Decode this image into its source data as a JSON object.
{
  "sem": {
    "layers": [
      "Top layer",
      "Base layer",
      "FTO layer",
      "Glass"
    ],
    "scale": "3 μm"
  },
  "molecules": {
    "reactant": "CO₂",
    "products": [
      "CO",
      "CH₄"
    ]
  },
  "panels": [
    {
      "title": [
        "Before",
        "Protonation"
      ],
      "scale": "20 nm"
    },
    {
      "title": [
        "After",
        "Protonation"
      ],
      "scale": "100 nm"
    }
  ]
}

Stated goal: All the data must be duplicated exactly, with nothing added or removed.

Finished task:
Decode this image into its source data as a JSON object.
{
  "sem": {
    "layers": [
      "Top layer",
      "Base layer",
      "FTO layer",
      "Glass"
    ],
    "scale": "3 μm"
  },
  "molecules": {
    "reactant": "CO₂",
    "products": [
      "CO",
      "CH₄"
    ]
  },
  "panels": [
    {
      "title": [
        "Before",
        "Protonation"
      ],
      "scale": "20 nm"
    },
    {
      "title": [
        "After",
        "Protonation"
      ],
      "scale": "100 nm"
    }
  ]
}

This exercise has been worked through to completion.